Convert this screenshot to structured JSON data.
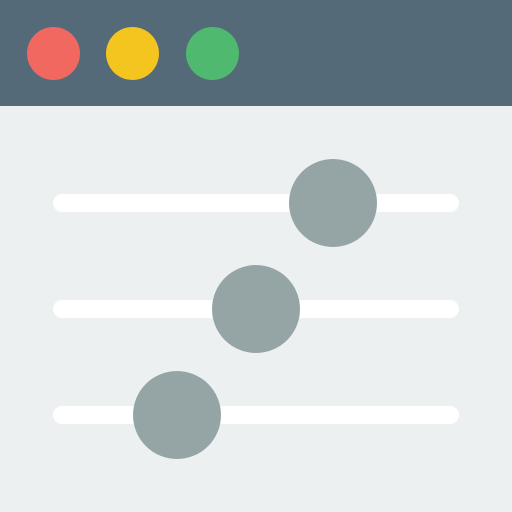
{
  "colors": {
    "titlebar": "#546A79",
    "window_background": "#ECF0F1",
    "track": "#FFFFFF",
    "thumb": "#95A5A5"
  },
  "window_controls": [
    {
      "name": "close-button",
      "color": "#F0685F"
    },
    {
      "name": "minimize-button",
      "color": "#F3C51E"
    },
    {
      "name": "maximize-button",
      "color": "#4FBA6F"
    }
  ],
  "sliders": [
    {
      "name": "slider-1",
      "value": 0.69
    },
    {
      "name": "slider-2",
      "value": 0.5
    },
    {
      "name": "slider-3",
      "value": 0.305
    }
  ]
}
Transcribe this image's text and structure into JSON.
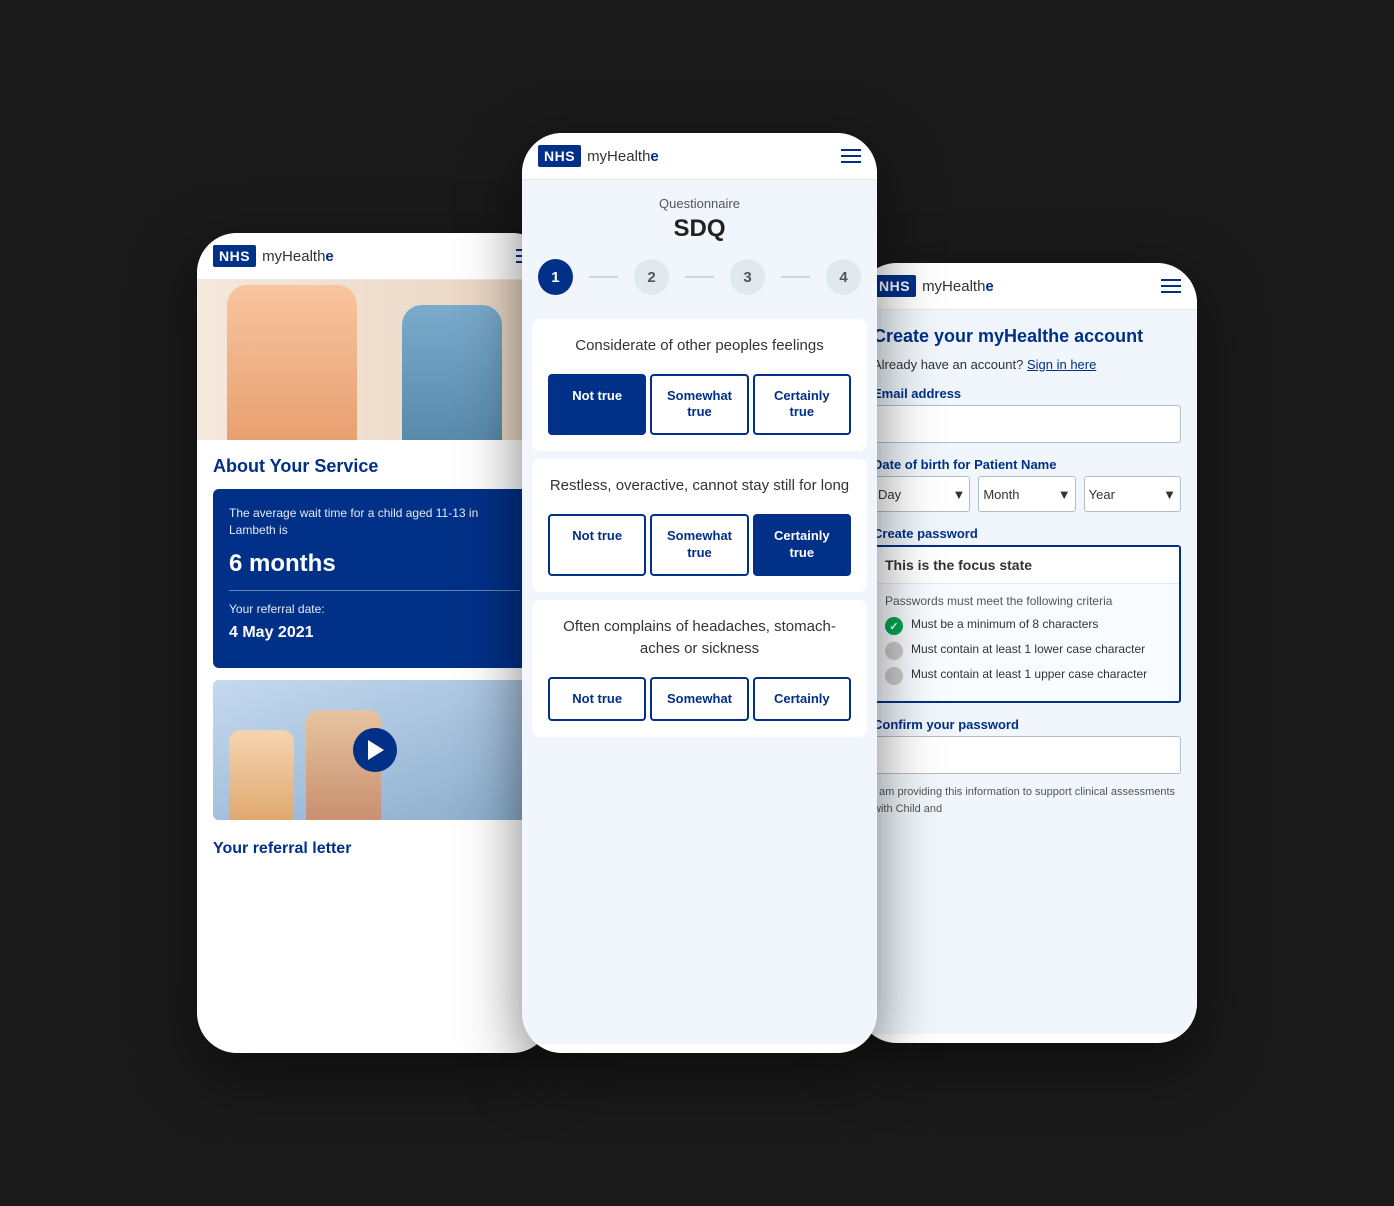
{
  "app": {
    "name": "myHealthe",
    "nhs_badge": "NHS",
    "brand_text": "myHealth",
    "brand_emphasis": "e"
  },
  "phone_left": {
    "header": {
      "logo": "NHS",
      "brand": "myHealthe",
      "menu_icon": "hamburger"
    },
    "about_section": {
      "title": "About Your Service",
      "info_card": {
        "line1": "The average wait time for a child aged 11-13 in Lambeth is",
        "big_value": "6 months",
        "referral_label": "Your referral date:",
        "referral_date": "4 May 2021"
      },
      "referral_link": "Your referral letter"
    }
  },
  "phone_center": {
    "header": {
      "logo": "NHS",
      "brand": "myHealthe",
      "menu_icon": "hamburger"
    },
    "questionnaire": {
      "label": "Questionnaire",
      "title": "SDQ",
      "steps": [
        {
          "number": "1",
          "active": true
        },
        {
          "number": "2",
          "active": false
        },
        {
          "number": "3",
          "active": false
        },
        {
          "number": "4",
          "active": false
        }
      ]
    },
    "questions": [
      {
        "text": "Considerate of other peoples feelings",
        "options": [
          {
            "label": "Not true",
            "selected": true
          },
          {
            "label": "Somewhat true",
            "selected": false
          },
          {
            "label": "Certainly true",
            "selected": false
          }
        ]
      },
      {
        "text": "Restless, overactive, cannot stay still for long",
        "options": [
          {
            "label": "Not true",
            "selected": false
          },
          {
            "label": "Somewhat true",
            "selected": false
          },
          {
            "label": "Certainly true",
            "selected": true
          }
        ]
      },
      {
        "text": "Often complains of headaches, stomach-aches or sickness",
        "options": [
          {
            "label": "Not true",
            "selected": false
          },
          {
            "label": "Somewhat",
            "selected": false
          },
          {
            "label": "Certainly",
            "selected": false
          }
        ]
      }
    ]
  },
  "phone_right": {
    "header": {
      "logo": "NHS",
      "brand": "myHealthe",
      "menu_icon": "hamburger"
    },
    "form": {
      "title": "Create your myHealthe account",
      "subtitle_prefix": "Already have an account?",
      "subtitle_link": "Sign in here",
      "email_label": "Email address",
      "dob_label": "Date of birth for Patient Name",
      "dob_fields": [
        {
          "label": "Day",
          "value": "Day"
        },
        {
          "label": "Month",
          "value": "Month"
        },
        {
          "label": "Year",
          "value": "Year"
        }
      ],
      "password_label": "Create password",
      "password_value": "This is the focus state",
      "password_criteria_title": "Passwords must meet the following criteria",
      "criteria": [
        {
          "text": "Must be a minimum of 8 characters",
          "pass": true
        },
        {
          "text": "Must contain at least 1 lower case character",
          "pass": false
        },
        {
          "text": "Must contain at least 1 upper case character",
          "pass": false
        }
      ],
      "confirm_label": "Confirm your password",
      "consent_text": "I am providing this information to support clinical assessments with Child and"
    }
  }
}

----------

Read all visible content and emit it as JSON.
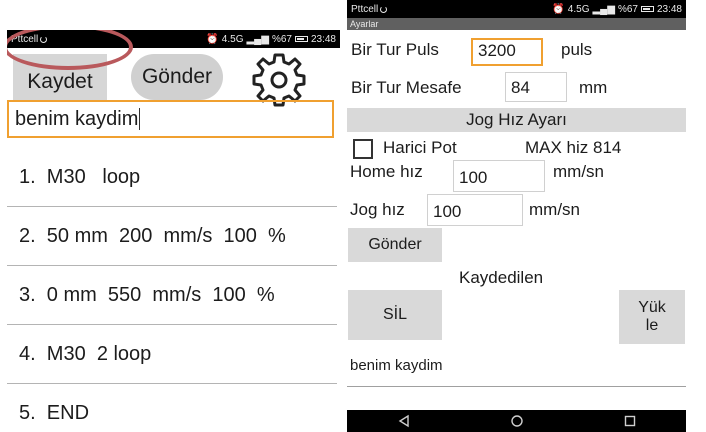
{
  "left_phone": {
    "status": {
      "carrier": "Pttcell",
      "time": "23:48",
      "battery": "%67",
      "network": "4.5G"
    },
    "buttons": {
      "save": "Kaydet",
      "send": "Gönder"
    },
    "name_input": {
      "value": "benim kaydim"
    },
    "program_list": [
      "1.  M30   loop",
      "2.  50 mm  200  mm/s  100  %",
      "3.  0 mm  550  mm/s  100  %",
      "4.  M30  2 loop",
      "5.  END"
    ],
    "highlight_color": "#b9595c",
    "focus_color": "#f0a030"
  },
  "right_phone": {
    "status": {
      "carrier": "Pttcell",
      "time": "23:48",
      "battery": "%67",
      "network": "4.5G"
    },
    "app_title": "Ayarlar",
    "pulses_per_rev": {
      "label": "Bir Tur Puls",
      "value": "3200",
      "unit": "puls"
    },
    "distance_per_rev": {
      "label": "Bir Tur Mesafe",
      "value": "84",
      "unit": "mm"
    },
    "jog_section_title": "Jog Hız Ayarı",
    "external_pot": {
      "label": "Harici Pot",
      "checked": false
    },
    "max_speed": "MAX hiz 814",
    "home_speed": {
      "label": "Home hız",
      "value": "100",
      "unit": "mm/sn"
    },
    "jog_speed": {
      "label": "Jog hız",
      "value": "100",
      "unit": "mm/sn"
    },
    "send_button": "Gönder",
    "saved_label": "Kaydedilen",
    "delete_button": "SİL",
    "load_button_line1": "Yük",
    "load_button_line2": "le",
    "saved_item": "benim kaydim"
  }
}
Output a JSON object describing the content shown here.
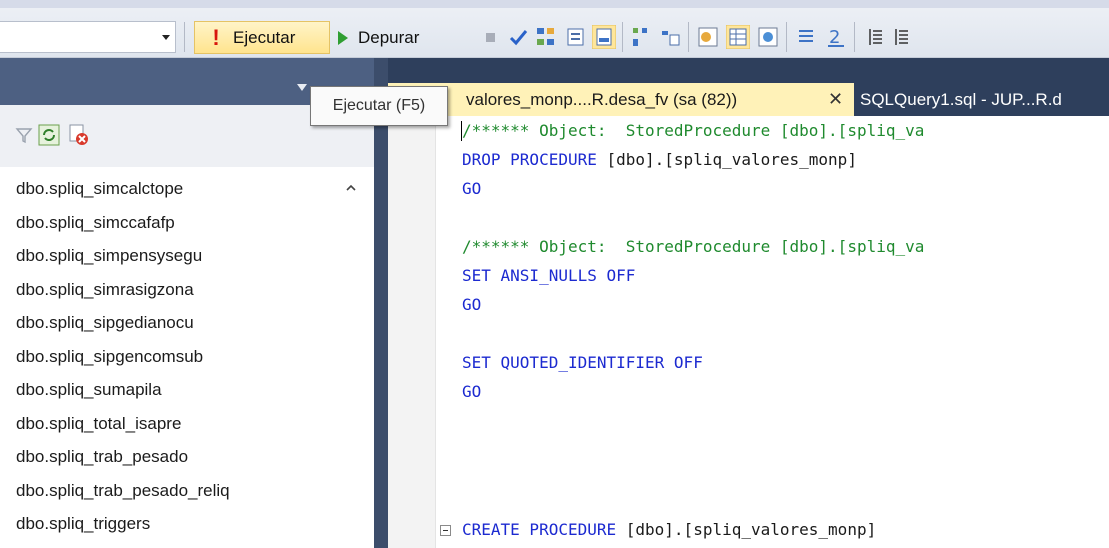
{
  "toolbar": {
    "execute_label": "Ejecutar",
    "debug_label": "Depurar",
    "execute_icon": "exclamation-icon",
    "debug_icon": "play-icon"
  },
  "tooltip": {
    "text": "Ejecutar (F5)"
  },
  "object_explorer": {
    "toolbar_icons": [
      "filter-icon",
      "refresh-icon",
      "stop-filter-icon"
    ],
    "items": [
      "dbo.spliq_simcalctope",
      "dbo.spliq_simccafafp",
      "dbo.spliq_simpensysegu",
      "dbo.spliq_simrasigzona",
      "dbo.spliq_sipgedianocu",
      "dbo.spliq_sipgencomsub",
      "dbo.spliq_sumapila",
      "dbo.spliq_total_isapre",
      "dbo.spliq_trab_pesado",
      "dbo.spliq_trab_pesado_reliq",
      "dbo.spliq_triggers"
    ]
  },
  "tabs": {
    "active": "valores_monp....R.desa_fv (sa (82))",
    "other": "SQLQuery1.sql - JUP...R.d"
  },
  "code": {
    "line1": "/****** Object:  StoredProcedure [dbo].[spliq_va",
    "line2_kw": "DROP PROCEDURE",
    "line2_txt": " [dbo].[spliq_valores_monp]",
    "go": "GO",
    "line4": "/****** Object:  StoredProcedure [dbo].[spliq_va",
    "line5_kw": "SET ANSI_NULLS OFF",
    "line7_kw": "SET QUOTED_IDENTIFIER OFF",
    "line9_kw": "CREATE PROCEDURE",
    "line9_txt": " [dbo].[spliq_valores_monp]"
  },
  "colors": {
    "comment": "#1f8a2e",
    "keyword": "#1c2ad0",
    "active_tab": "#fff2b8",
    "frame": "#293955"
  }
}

----------

### Problem description
Go through the entries above and copy every line containing "account".

### The completed task
      "title": "Create your myHealthe account",
      "subtitle_prefix": "Already have an account?",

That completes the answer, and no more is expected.